**INPUT RECORDS**:
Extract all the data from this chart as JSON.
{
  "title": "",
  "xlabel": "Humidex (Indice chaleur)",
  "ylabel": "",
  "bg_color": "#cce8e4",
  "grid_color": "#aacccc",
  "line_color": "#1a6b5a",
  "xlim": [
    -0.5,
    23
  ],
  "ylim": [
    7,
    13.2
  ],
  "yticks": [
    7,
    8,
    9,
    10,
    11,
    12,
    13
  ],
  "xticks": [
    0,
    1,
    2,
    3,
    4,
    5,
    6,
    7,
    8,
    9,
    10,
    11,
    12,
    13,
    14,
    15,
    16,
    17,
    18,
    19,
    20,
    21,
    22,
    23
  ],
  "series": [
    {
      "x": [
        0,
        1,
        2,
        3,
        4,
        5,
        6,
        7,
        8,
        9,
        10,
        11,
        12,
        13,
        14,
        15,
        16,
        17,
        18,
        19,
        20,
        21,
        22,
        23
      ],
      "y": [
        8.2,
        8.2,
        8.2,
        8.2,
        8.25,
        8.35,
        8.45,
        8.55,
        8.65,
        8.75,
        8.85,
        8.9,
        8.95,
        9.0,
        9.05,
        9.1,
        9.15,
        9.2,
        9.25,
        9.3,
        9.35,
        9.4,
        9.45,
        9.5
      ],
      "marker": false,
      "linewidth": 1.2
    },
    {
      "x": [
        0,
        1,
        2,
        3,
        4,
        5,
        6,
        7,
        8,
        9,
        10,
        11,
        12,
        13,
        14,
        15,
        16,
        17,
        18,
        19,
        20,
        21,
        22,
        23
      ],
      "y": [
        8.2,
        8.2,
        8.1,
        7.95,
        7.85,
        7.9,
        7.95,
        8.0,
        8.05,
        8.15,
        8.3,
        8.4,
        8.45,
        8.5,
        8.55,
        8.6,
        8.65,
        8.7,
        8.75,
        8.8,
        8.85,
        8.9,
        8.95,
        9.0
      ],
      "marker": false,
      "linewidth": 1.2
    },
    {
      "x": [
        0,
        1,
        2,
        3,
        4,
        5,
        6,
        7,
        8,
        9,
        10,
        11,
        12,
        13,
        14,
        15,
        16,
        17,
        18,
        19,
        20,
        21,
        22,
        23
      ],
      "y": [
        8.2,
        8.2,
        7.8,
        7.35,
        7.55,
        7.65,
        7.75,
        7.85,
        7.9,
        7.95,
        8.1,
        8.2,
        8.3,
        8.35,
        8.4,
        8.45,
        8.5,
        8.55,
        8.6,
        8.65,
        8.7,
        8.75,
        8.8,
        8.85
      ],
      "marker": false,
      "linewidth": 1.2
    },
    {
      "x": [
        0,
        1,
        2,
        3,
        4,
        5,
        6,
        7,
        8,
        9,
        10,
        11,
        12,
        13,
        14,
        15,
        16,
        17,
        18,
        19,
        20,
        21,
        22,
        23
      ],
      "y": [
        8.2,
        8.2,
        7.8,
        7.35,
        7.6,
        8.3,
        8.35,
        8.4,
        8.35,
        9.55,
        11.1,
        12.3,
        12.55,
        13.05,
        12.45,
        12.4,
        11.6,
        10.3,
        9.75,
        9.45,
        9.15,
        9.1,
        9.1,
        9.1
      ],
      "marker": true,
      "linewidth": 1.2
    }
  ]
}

**YOUR GOAL**: Reproduce the complete data exactly as presented above.

**IN RESPONSE**:
Extract all the data from this chart as JSON.
{
  "title": "",
  "xlabel": "Humidex (Indice chaleur)",
  "ylabel": "",
  "bg_color": "#cce8e4",
  "grid_color": "#aacccc",
  "line_color": "#1a6b5a",
  "xlim": [
    -0.5,
    23
  ],
  "ylim": [
    7,
    13.2
  ],
  "yticks": [
    7,
    8,
    9,
    10,
    11,
    12,
    13
  ],
  "xticks": [
    0,
    1,
    2,
    3,
    4,
    5,
    6,
    7,
    8,
    9,
    10,
    11,
    12,
    13,
    14,
    15,
    16,
    17,
    18,
    19,
    20,
    21,
    22,
    23
  ],
  "series": [
    {
      "x": [
        0,
        1,
        2,
        3,
        4,
        5,
        6,
        7,
        8,
        9,
        10,
        11,
        12,
        13,
        14,
        15,
        16,
        17,
        18,
        19,
        20,
        21,
        22,
        23
      ],
      "y": [
        8.2,
        8.2,
        8.2,
        8.2,
        8.25,
        8.35,
        8.45,
        8.55,
        8.65,
        8.75,
        8.85,
        8.9,
        8.95,
        9.0,
        9.05,
        9.1,
        9.15,
        9.2,
        9.25,
        9.3,
        9.35,
        9.4,
        9.45,
        9.5
      ],
      "marker": false,
      "linewidth": 1.2
    },
    {
      "x": [
        0,
        1,
        2,
        3,
        4,
        5,
        6,
        7,
        8,
        9,
        10,
        11,
        12,
        13,
        14,
        15,
        16,
        17,
        18,
        19,
        20,
        21,
        22,
        23
      ],
      "y": [
        8.2,
        8.2,
        8.1,
        7.95,
        7.85,
        7.9,
        7.95,
        8.0,
        8.05,
        8.15,
        8.3,
        8.4,
        8.45,
        8.5,
        8.55,
        8.6,
        8.65,
        8.7,
        8.75,
        8.8,
        8.85,
        8.9,
        8.95,
        9.0
      ],
      "marker": false,
      "linewidth": 1.2
    },
    {
      "x": [
        0,
        1,
        2,
        3,
        4,
        5,
        6,
        7,
        8,
        9,
        10,
        11,
        12,
        13,
        14,
        15,
        16,
        17,
        18,
        19,
        20,
        21,
        22,
        23
      ],
      "y": [
        8.2,
        8.2,
        7.8,
        7.35,
        7.55,
        7.65,
        7.75,
        7.85,
        7.9,
        7.95,
        8.1,
        8.2,
        8.3,
        8.35,
        8.4,
        8.45,
        8.5,
        8.55,
        8.6,
        8.65,
        8.7,
        8.75,
        8.8,
        8.85
      ],
      "marker": false,
      "linewidth": 1.2
    },
    {
      "x": [
        0,
        1,
        2,
        3,
        4,
        5,
        6,
        7,
        8,
        9,
        10,
        11,
        12,
        13,
        14,
        15,
        16,
        17,
        18,
        19,
        20,
        21,
        22,
        23
      ],
      "y": [
        8.2,
        8.2,
        7.8,
        7.35,
        7.6,
        8.3,
        8.35,
        8.4,
        8.35,
        9.55,
        11.1,
        12.3,
        12.55,
        13.05,
        12.45,
        12.4,
        11.6,
        10.3,
        9.75,
        9.45,
        9.15,
        9.1,
        9.1,
        9.1
      ],
      "marker": true,
      "linewidth": 1.2
    }
  ]
}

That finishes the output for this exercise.